Mexico, Honduras & Guatemala – From Survivors to Defenders, Women Confronting Violence

Monday, March 11, 2013
Author: 
Nobel Women's Initiative
Americas
Central America

Please click here to access the report.

In this report, Nobel Peace Laureates Jody Williams and Rigoberta Menchú Tum write that the levels of violence against women in Mexico, Honduras and Guatemala have reached crisis dimensions. They describe their work leading a women's rights fact-finding delegation that travelled to these countries in January 2012 to investigate the crisis. This investigation found many consistencies among women's stories across the three nations (for example regarding sexual violence or forced disappearances), and noted inadequate government responses to these crimes – the vast majority of cases are never even investigated.

The delegation was organised by the Nobel Women's Initiative, JASS (Just Associates) and prominent national organisations that formed host committees in each country. Over the course of ten days, the delegation gathered evidence of the impact of escalating violence in the region on women and women's rights, assessed the role and response of governments, and evaluated ways of supporting women who are organising to protect themselves and their communities. They gathered evidence and heard testimonies from over 200 women survivors of violence and human rights defenders from organisations working against violence, and also met with a number of government officials and representatives of international organisations.

The delegation concluded that the international community must urgently respond to the growing crisis of violence against women in Mexico, Honduras and Guatemala. They find the problem to have many causes, including increasingly militarised and patriarchal societies and current security policies supported by the US and Canadian governments, as well as the lack of justice and economic pressures in the region.

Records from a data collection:
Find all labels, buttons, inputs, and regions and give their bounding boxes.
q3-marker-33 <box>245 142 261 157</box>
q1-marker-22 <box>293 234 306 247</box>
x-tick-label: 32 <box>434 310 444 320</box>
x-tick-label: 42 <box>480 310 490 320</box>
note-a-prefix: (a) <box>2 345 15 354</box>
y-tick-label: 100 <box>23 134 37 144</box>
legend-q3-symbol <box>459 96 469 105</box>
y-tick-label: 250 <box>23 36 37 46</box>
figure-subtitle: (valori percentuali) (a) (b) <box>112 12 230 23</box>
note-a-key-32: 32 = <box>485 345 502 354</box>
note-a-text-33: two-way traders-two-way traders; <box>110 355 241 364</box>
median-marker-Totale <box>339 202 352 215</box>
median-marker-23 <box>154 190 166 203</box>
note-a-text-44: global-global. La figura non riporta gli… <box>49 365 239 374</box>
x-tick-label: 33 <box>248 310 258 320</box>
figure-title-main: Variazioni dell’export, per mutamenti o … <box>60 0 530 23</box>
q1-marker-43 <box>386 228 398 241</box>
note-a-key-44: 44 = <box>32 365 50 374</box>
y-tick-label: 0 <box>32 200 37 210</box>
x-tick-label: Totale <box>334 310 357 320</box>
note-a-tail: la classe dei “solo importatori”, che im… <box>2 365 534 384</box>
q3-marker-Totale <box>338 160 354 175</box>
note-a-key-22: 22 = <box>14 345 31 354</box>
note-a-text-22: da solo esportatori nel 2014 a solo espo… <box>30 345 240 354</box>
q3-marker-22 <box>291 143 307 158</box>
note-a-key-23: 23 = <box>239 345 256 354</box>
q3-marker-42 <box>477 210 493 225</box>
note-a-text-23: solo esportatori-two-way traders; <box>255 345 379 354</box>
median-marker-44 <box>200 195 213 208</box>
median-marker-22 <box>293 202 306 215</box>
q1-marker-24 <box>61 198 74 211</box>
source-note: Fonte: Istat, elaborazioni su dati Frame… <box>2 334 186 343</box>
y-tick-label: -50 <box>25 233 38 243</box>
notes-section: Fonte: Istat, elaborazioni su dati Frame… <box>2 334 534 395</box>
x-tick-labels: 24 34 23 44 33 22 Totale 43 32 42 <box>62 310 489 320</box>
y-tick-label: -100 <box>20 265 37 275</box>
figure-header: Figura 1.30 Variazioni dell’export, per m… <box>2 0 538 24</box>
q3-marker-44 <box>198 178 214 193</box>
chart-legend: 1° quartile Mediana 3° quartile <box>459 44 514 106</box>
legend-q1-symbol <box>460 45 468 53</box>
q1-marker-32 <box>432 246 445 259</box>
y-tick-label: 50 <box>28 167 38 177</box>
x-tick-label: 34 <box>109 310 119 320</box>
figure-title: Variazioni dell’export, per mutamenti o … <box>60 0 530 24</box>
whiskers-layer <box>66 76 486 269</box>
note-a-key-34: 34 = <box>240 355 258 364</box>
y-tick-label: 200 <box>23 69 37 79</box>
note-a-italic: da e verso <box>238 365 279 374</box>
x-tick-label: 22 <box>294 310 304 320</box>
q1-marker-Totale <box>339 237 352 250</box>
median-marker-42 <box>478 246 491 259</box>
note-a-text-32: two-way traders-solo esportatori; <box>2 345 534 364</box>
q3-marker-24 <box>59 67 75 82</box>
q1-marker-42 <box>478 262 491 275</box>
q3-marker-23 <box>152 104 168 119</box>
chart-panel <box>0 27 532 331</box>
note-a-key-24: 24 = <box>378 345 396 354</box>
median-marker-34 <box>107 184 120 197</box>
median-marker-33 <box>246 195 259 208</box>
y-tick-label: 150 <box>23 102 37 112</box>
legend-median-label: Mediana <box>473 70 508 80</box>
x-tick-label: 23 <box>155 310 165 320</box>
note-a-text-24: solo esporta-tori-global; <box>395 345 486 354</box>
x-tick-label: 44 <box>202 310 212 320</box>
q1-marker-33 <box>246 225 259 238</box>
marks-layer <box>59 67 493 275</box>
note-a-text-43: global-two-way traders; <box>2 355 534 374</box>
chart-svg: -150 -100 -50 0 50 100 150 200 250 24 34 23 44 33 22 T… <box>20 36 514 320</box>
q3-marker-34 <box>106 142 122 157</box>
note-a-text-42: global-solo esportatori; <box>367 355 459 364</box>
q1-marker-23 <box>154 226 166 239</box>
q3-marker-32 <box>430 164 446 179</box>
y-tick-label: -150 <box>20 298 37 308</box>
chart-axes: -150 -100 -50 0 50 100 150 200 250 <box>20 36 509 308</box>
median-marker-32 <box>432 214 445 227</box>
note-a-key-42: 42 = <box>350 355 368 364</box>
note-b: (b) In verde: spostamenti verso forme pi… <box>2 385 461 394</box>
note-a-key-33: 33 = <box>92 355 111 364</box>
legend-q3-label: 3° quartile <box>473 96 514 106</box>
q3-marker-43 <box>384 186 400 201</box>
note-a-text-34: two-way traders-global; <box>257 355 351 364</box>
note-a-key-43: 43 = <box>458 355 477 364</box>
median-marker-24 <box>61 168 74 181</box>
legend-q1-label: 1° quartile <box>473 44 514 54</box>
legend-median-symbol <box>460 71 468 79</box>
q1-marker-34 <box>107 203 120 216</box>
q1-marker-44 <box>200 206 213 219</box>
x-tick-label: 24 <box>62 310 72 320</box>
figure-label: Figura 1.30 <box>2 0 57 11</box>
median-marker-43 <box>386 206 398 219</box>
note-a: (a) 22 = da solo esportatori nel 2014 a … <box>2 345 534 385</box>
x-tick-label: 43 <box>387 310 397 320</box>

Task description: Write the next part of the summary of the report on violence against women in Mexico, Honduras and Guatemala, starting after its closing sentence about the causes of the problem.

Response to the task:
The report includes a variety of recommendations including the following:

– Pressure should be placed on the governments of the U.S. and Canada, Honduras, Mexico and Guatemala to ensure that they: uphold their responsibility to prevent violence and human rights violations; develop gender-sensitive mechanisms for protecting women human rights defenders; investigate complaints of human rights violations against women and women human rights defenders using established protocols for dealing with gender-specific violations; prosecute violations; and compensate survivors.
– Violence against women and against women activists/human rights defenders, including the targeting of women human rights defenders should be publicly denounced and legal action demanded by diplomats, media and members of the international community.

Support for this women's rights fact-finding mission was provided by a number of individuals as well as the Norwegian Ministry of Foreign Affairs, UN Women – Latin American and Caribbean Section, and the MDG3 Fund and Funding Leadership Opportunities for Women (FLOW) of the Netherlands Ministry of Foreign Affairs.